> [Goal]: Pull every "JSON" line out of the data below.
**** Source records
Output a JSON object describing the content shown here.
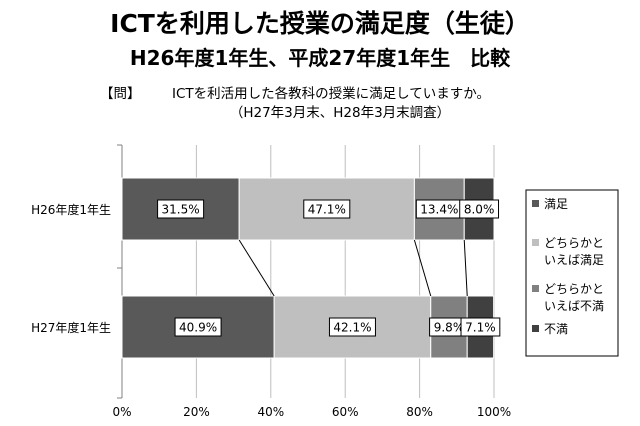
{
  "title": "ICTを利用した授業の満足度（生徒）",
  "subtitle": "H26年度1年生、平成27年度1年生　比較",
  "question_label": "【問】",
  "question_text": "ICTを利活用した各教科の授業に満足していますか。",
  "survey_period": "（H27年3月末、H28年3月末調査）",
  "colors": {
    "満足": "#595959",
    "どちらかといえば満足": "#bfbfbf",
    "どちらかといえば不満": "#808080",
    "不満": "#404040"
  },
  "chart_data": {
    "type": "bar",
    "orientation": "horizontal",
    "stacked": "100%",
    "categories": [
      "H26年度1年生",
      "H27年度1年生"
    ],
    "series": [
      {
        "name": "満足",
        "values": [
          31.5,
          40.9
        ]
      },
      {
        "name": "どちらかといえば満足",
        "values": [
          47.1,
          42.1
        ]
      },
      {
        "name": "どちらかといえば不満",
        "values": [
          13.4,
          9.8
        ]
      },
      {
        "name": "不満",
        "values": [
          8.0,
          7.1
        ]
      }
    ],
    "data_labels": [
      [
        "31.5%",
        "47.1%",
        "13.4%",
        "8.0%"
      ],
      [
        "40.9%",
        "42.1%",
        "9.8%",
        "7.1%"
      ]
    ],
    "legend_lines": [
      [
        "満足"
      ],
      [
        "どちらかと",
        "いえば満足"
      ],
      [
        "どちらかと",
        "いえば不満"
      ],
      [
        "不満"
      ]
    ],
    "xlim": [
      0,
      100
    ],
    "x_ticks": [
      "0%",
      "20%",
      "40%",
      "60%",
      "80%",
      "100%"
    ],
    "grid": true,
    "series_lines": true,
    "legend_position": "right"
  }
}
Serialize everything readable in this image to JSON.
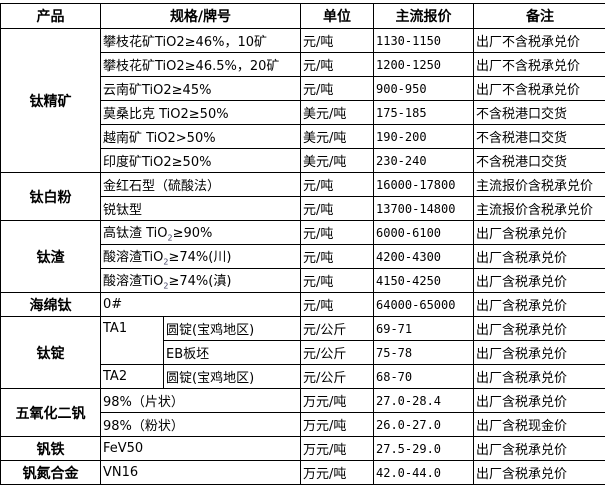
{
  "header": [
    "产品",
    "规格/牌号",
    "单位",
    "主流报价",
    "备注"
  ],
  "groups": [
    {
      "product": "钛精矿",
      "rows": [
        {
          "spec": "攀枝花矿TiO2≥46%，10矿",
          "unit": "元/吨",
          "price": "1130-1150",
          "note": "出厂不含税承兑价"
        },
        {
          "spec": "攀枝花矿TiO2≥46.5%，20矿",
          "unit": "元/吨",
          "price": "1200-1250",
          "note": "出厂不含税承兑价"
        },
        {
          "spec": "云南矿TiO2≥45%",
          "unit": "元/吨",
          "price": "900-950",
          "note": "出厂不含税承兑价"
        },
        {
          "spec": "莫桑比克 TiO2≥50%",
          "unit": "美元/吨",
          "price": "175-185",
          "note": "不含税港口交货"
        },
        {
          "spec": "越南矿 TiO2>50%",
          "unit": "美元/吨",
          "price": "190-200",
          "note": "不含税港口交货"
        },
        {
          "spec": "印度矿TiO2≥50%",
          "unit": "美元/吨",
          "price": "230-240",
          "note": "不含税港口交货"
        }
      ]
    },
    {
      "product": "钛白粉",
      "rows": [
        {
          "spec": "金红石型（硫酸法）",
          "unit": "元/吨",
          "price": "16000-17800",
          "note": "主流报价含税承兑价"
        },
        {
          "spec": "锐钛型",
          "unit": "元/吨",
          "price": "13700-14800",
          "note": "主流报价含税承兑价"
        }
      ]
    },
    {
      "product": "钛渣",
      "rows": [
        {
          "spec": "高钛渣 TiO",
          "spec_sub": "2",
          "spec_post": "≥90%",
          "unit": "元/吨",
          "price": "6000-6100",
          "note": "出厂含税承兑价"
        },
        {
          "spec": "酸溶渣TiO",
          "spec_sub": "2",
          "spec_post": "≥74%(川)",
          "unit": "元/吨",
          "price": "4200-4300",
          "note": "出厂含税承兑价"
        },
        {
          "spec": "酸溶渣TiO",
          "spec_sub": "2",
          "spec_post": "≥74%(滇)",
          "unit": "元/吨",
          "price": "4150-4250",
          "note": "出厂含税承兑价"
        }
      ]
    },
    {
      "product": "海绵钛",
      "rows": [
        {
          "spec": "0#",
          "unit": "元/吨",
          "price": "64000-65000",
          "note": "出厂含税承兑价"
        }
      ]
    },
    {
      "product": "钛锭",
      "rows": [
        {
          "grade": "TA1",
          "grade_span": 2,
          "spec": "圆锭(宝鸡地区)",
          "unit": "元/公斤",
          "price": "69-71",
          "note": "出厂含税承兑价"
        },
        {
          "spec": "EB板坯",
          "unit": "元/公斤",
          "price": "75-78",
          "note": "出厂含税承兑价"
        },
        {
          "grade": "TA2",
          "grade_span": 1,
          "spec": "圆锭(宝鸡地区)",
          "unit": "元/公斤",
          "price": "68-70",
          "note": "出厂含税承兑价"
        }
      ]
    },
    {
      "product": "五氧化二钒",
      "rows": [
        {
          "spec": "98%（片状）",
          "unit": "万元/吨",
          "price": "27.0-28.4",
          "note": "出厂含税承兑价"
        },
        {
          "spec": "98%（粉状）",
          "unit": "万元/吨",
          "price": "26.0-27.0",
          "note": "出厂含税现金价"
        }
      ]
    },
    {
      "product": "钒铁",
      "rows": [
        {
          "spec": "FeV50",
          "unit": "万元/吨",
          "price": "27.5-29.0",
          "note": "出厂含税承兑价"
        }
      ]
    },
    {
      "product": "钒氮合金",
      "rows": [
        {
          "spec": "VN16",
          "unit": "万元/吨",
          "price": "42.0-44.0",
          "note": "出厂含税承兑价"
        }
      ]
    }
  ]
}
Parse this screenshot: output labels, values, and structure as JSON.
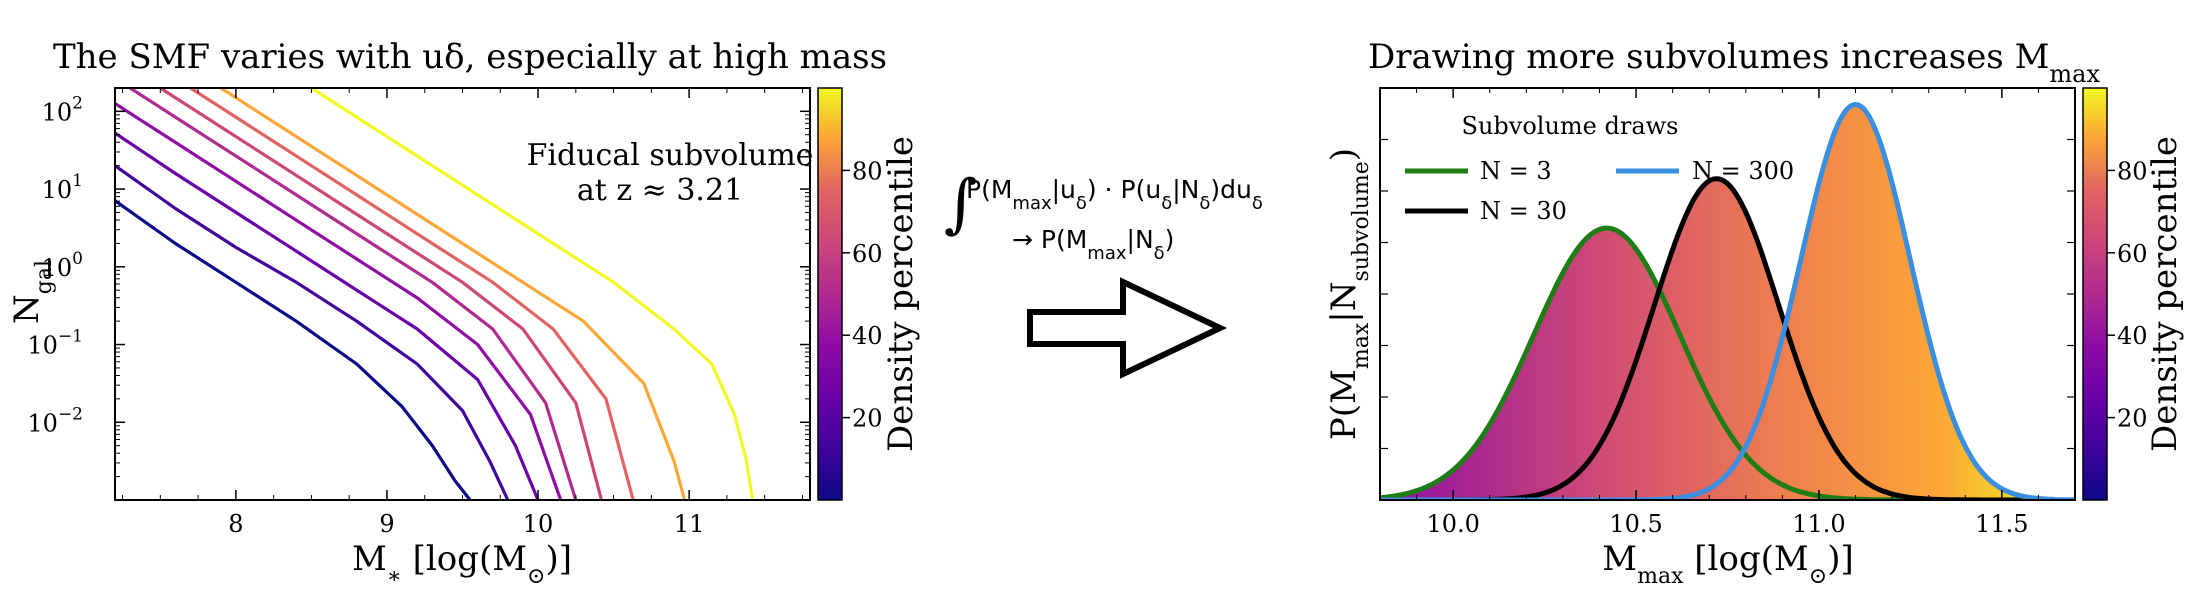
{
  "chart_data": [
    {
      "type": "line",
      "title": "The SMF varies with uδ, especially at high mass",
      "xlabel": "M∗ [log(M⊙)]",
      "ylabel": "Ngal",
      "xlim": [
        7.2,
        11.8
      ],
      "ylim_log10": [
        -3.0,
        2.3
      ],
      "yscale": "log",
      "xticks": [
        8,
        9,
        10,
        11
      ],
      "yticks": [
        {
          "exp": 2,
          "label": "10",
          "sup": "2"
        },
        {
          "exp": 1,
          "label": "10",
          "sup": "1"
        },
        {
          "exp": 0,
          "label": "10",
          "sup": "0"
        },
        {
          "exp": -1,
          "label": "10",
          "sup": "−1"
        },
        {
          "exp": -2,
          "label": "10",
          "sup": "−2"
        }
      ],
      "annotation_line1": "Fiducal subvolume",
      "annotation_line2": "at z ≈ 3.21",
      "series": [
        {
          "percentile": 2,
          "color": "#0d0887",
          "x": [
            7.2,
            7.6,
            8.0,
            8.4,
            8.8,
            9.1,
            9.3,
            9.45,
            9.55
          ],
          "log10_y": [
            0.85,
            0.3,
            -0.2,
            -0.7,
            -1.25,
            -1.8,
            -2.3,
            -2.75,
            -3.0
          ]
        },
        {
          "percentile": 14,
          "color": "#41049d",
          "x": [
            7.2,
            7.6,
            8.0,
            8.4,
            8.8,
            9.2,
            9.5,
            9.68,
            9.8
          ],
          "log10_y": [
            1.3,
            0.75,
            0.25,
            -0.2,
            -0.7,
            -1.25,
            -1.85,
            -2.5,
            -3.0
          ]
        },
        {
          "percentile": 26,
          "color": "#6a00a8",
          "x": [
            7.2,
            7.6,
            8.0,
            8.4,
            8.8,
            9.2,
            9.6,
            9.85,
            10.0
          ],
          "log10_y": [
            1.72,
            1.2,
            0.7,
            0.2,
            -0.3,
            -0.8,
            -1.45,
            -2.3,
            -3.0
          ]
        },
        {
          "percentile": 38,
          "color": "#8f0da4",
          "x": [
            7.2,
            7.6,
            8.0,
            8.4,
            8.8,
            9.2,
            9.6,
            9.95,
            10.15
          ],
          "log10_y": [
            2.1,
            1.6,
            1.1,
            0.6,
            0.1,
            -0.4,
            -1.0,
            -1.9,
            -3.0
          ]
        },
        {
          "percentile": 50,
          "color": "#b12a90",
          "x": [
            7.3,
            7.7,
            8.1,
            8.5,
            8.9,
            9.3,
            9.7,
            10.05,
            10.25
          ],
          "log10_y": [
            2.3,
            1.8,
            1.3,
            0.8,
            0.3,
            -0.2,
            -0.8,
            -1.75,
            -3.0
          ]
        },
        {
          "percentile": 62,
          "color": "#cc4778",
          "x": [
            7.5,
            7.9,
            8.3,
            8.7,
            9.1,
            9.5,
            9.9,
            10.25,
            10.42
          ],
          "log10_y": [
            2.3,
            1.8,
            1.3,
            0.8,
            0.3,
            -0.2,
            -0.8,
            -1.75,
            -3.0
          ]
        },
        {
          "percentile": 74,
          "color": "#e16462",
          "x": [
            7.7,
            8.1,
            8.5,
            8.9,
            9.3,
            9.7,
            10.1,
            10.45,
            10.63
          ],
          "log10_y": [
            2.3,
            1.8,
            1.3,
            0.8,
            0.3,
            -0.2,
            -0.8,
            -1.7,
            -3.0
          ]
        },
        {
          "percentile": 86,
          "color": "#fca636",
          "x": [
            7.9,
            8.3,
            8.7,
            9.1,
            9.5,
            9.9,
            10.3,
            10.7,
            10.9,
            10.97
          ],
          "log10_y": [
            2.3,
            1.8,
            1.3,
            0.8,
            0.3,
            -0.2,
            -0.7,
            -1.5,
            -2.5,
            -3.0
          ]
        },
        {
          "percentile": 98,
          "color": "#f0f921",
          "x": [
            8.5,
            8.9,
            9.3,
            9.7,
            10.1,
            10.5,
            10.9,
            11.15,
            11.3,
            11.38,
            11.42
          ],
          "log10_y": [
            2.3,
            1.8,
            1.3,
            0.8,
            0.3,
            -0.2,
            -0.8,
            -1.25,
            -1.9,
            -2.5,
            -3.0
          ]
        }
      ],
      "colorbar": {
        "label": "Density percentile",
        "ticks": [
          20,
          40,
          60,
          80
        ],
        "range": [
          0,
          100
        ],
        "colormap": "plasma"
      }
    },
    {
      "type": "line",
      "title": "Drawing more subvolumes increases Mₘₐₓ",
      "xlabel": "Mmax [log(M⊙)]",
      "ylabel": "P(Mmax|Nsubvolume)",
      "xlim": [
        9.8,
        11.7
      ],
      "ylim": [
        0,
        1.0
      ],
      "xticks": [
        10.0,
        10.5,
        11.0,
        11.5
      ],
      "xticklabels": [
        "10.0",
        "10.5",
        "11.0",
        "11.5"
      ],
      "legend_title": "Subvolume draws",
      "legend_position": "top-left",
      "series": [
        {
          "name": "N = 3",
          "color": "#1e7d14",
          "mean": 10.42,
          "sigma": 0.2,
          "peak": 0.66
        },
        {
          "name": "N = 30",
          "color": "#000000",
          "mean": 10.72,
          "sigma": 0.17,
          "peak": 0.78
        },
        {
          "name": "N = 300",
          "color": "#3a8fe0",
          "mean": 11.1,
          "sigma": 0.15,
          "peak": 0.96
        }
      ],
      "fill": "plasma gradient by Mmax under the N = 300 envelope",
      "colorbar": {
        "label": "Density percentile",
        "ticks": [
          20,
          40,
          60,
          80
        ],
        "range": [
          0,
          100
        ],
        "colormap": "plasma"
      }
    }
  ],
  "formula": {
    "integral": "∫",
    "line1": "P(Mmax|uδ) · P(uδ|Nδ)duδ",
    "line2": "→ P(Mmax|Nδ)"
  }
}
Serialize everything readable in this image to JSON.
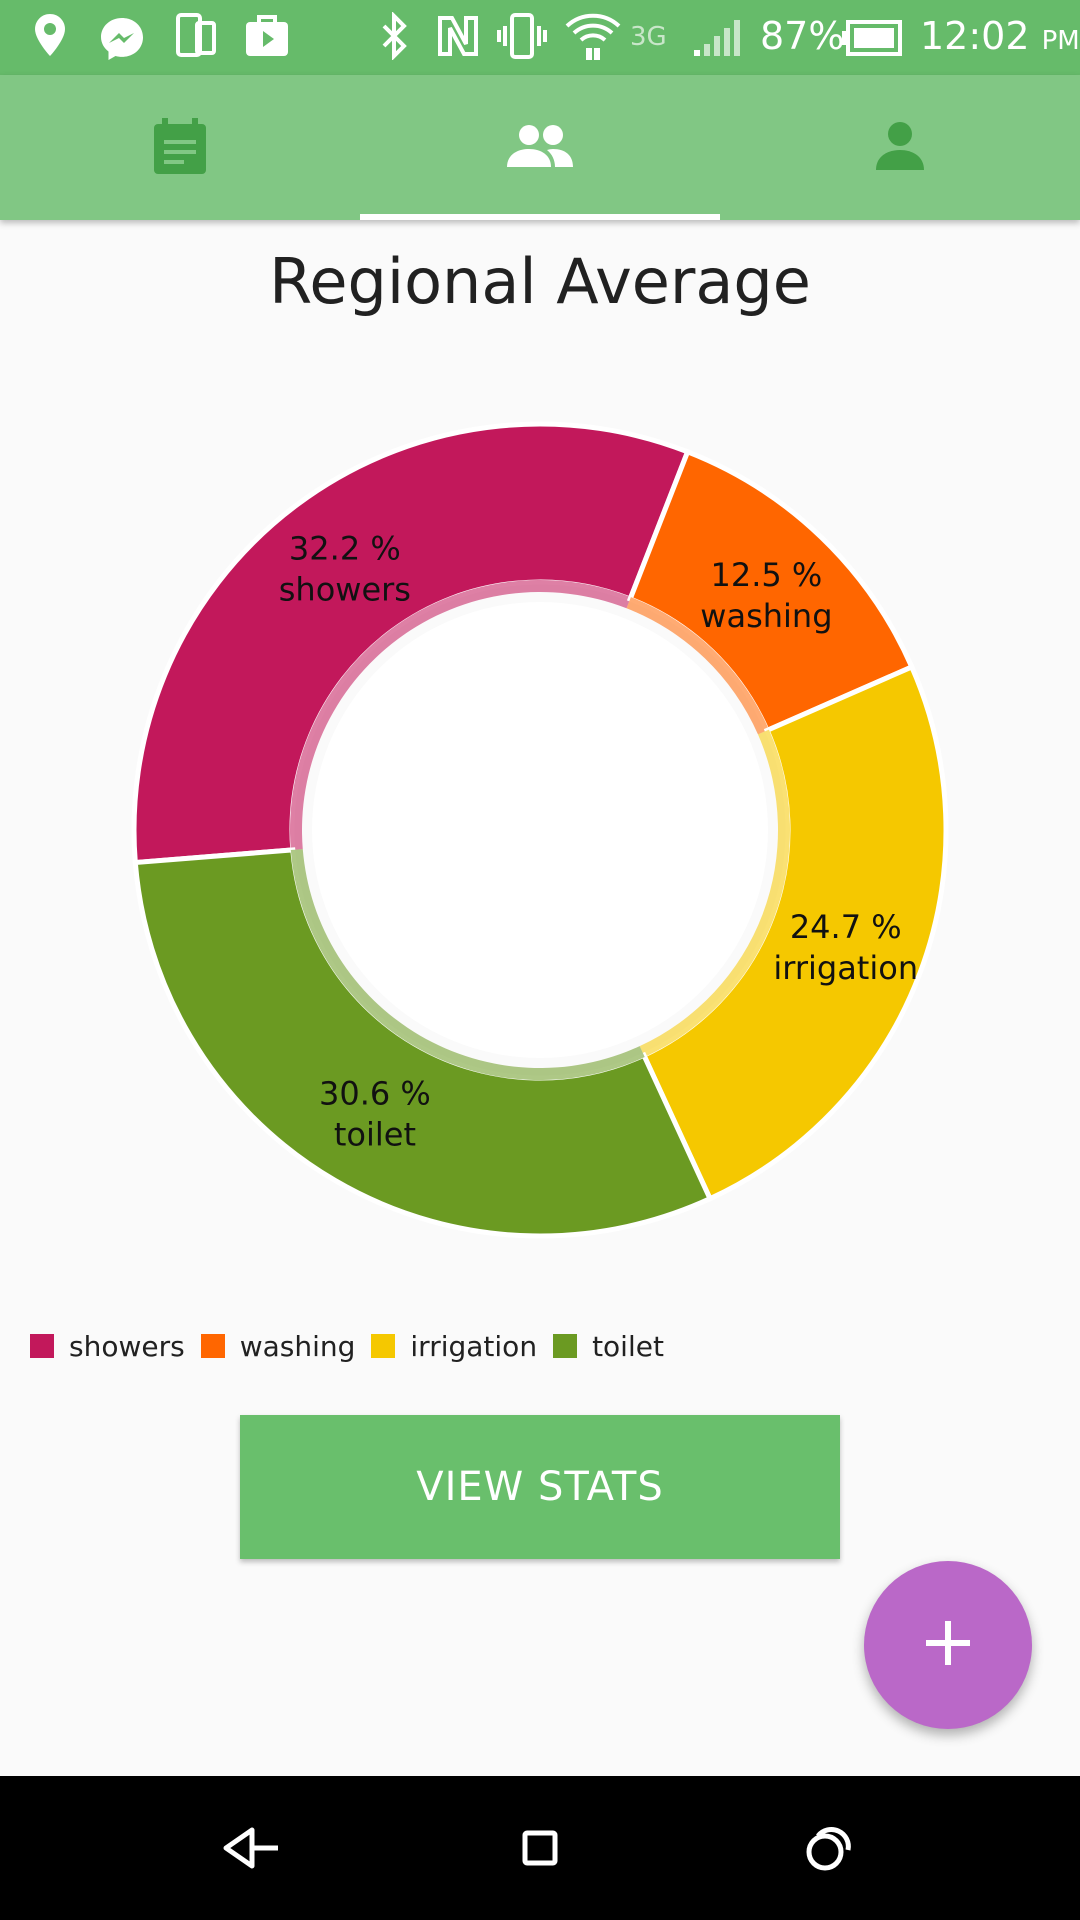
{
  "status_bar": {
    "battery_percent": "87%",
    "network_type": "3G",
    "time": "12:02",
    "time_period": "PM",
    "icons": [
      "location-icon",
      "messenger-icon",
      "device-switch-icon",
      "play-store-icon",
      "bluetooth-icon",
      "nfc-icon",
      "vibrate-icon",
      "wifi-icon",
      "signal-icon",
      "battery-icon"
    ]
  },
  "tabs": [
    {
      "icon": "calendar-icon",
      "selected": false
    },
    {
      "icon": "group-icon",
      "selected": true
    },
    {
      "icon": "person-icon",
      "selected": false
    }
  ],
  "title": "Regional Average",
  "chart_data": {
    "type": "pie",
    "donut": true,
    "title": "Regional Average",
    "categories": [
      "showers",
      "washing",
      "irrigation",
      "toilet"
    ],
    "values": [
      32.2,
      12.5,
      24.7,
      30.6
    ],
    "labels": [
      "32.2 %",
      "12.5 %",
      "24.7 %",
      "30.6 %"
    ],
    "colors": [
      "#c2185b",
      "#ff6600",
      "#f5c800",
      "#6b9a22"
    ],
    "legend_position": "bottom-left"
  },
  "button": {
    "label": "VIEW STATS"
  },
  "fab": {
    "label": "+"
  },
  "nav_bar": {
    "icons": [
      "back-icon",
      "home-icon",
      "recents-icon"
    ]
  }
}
********
> [Expected answer]:
Output a JSON object describing the content shown here.
Serialize everything readable in this image to JSON.
Parse this screenshot: output labels, values, and structure as JSON.
Serialize everything readable in this image to JSON.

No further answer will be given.